<<Porque a ustedes se les ha concedido no solo creer en Cristo, sino también sufrir por él». Filipenses 1: 29, NVI
Juan el Bautista había sido el primero en proclamar el reino de Cristo, y fue también el primero en sufrir. Pasó a quedar encerrado entre las murallas de una mazmorra. Mientras pasaba semana tras semana sin traer cambio alguno, el abatimiento y la duda fueron apoderándose de él. Sus discípulos no lo abandonaron. Pero preguntaban por qué, si ese nuevo maestro era el Mesías, no hacía algo para conseguir la liberación de Juan.
Como los discípulos del Salvador, Juan el Bautista no comprendía la naturaleza del reino de Cristo. Esperaba que Jesús ocupara el trono de David y, como pasaba el tiempo y el Salvador no asumía la autoridad real, Juan quedaba perplejo y perturbado. Había horas en que los susurros de los demonios atormentaban su espíritu y la sombra de un miedo terrible se apoderaba de él. ¿Podría ser que el tan esperado Libertador no hubiera aparecido todavía?.
Pero el Bautista no renunció a su fe en Cristo. Resolvió mandar un mensaje de averiguación a Jesús. Lo confió a dos de sus discípulos . Los discípulos acudieron a Jesús con la interrogación: «¿Eres tú aquel que había de venir, o esperaremos a otro?> (Mat. 11: 3). El Salvador no respondió inmediatamente a la pregunta de los discípulos. Mientras ellos estaban allí de pie, extrañados por su silencio, los enfermos y afligidos acudían a él para ser sanados. Mientras sanaba sus enfermedades, enseñaba a la gente.

• • • • • • •

QUÉ HACER ▸
a) Copia del pasaje sobre Juan el Bautista la parte entre «Pero el Bautista» y «a la gente.», ambas incluidas.
b) Según el pasaje sobre Juan el Bautista, ¿a cuántos de sus discípulos les confió Juan el mensaje para Jesús?
c) Di si cada frase coincide con el pasaje sobre Juan el Bautista: (i) Los discípulos de Juan lo abandonaron mientras estaba encerrado. (ii) Jesús respondió enseguida a la pregunta de los discípulos. (iii) Juan esperaba que Jesús ocupara el trono de David.

Elementos de un conjunto de datos ▸
• • • • • • •

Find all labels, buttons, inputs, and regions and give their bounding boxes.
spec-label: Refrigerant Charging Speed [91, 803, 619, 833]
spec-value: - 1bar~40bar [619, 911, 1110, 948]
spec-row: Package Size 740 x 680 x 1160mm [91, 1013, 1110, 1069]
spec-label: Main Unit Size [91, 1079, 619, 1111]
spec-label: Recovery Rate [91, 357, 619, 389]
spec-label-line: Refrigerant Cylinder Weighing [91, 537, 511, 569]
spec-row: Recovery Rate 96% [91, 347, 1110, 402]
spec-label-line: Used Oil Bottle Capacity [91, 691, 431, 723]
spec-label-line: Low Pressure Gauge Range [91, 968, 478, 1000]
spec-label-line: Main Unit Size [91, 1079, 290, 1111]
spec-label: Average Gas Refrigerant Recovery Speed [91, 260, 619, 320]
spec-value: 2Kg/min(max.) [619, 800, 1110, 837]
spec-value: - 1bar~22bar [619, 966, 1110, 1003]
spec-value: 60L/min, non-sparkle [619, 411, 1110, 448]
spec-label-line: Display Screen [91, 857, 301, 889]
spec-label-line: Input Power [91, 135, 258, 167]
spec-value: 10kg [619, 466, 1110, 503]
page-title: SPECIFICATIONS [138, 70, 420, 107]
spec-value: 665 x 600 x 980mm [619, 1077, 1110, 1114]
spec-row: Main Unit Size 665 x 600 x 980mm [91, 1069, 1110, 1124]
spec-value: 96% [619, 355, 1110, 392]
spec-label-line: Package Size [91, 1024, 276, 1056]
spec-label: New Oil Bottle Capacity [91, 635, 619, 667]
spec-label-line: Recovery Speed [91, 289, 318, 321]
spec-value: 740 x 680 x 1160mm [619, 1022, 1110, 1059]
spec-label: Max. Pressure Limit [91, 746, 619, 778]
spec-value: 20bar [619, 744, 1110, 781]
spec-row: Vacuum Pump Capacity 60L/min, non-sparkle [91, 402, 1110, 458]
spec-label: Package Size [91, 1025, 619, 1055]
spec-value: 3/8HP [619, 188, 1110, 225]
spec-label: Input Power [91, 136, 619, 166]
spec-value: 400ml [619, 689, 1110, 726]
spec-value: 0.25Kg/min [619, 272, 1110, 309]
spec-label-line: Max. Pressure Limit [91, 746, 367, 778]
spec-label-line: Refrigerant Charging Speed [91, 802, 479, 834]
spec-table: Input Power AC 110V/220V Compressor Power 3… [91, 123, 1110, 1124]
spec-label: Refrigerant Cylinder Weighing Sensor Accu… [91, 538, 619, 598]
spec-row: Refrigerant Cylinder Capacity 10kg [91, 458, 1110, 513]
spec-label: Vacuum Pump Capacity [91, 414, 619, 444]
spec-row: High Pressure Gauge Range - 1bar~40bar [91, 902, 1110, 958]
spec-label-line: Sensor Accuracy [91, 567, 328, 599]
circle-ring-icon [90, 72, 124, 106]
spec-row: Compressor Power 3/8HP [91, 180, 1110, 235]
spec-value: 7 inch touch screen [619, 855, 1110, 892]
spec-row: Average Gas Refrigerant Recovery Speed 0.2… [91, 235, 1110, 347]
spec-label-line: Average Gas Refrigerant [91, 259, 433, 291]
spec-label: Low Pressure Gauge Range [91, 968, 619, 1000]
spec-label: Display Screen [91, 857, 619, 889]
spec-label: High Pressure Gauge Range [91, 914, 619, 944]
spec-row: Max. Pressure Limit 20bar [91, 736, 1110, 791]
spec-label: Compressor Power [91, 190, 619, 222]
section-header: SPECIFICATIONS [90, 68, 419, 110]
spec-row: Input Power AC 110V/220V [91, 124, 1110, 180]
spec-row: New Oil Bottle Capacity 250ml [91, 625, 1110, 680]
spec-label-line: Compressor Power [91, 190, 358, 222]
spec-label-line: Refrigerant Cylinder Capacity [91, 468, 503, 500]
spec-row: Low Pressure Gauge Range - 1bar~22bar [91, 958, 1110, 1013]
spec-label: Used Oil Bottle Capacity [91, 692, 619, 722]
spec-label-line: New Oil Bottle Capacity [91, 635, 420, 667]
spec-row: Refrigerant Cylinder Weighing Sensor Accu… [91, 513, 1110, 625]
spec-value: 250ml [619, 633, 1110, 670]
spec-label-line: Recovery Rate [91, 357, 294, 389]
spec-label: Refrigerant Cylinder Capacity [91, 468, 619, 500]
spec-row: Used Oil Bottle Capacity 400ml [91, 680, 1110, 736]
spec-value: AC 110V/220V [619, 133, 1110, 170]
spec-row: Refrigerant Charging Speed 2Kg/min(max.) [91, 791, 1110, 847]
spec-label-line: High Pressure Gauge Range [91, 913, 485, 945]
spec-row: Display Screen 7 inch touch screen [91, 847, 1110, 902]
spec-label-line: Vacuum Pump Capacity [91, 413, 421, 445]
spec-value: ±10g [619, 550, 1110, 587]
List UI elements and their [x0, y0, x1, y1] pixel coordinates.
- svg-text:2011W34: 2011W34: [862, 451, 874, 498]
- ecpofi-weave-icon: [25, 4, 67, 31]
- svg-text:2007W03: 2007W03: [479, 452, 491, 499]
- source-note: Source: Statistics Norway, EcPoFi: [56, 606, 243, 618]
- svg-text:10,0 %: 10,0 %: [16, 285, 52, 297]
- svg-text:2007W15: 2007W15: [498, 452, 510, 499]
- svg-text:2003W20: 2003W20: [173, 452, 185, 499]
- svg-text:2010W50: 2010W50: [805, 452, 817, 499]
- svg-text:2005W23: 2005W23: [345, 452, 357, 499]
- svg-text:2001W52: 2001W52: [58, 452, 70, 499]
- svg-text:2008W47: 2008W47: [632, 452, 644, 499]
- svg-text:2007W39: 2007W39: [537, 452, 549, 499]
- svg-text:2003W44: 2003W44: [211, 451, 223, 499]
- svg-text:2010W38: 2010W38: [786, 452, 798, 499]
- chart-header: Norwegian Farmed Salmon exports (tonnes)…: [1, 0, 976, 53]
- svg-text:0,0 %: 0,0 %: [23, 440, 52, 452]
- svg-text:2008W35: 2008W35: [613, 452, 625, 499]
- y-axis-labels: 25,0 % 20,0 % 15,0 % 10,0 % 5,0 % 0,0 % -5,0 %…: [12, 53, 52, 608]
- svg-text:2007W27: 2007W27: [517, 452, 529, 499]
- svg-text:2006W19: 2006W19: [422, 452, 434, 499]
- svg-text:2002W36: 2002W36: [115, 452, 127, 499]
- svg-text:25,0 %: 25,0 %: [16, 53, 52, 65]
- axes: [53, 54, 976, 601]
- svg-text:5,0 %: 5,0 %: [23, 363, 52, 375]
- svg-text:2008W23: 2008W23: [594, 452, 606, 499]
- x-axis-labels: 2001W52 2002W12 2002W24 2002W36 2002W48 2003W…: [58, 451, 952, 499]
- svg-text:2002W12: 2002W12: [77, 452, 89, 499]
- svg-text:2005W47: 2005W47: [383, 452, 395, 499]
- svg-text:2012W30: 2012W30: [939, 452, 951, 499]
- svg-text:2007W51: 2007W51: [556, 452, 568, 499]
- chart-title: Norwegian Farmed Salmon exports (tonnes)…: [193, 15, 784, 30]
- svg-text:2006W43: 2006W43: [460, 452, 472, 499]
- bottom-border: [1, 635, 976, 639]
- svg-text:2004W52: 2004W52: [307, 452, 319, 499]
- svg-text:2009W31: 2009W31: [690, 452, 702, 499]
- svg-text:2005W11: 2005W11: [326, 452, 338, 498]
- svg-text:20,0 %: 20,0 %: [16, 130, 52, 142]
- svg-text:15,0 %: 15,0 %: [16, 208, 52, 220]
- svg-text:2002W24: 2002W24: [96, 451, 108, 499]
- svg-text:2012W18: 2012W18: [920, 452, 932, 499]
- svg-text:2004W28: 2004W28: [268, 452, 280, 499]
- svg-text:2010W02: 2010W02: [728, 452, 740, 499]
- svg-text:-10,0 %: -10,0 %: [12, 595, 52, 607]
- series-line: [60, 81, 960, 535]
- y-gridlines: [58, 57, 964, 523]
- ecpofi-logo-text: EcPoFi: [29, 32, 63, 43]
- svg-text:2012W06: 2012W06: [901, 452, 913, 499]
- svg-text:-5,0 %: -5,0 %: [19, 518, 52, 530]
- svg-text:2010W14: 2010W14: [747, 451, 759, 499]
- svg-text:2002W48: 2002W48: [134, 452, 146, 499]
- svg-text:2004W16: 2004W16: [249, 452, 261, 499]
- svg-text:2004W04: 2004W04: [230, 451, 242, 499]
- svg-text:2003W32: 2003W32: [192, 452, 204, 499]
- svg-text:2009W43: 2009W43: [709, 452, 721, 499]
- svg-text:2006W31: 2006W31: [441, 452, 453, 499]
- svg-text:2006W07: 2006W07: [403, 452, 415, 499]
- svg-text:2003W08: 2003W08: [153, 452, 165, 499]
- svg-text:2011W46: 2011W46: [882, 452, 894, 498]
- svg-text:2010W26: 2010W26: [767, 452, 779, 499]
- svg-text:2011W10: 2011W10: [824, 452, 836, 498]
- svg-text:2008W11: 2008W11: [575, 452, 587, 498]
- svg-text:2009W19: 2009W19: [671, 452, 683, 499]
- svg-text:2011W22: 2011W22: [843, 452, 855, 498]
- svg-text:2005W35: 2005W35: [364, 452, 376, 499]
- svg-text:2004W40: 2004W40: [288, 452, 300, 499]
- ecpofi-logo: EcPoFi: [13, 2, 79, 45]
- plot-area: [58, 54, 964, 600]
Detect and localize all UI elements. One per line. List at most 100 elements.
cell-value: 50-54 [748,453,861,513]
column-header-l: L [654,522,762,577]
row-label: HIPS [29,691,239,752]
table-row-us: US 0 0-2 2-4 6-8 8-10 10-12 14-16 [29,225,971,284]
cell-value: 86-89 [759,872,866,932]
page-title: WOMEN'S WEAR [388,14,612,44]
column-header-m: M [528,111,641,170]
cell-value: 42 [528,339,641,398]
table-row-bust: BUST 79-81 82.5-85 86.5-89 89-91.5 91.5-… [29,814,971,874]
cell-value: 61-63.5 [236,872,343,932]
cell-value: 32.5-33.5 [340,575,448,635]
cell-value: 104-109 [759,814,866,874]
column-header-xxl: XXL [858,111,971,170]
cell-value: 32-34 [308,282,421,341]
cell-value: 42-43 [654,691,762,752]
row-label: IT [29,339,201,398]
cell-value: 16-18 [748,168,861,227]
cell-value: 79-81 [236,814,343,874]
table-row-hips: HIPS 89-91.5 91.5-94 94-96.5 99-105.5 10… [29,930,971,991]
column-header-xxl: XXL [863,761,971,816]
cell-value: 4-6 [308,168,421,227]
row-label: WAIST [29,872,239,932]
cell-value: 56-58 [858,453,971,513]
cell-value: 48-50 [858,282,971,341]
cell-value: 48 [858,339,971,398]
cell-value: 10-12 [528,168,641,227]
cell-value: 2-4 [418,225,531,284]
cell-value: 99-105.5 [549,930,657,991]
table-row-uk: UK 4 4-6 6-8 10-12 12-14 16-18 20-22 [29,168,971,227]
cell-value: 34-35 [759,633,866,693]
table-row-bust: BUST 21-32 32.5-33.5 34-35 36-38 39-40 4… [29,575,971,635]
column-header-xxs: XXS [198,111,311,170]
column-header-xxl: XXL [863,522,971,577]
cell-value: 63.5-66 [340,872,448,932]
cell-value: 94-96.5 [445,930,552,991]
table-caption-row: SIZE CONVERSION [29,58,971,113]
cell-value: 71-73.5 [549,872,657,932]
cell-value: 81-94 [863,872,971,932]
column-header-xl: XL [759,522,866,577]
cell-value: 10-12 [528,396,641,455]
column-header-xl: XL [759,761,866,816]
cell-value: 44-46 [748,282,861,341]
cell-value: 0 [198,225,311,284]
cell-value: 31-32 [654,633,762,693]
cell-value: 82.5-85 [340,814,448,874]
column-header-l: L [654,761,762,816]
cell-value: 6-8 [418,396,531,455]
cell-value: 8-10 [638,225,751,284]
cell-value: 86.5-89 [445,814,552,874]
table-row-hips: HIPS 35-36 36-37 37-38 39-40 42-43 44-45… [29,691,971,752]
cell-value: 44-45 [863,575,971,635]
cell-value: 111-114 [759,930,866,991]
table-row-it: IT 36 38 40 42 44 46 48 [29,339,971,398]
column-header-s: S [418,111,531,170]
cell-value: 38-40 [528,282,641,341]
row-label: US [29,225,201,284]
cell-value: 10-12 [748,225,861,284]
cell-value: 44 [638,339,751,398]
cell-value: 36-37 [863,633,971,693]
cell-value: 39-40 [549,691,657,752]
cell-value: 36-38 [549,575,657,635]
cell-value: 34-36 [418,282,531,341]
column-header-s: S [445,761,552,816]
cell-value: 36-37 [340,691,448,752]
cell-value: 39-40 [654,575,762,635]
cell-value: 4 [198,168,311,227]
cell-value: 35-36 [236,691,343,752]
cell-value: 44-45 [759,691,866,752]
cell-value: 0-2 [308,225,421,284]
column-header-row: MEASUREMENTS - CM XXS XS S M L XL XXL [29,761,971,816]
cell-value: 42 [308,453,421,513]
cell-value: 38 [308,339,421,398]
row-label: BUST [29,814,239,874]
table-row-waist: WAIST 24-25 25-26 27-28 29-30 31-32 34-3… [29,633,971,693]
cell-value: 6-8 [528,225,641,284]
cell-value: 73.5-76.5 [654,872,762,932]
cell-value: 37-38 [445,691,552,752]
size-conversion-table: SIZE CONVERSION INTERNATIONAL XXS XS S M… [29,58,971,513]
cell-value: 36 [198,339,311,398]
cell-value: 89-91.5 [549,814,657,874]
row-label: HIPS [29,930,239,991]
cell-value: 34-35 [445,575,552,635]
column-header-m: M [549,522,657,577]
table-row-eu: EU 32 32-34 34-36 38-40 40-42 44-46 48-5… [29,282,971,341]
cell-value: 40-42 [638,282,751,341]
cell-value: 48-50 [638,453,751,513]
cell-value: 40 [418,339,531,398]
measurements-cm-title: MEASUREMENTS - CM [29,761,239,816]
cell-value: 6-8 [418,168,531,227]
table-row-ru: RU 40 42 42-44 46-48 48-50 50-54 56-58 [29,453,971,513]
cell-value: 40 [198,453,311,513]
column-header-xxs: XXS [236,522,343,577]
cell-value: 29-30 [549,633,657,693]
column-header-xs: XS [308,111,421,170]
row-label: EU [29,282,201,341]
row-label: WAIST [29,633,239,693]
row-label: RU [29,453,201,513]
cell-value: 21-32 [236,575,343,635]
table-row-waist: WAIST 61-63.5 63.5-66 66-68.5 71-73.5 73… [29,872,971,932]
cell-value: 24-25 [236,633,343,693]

• • • • • • •

RESPUESTAS DEL EJERCICIO ▸
a)
Pero el Bautista no renunció a su fe en Cristo. Resolvió mandar un mensaje de averiguación a Jesús. Lo confió a dos de sus discípulos . Los discípulos acudieron a Jesús con la interrogación: «¿Eres tú aquel que había de venir, o esperaremos a otro?> (Mat. 11: 3). El Salvador no respondió inmediatamente a la pregunta de los discípulos. Mientras ellos estaban allí de pie, extrañados por su silencio, los enfermos y afligidos acudían a él para ser sanados. Mientras sanaba sus enfermedades, enseñaba a la gente.

b) A dos de sus discípulos.

c)
(i) No: «Sus discípulos no lo abandonaron.»
(ii) No: «El Salvador no respondió inmediatamente a la pregunta de los discípulos.»
(iii) Sí: «Esperaba que Jesús ocupara el trono de David»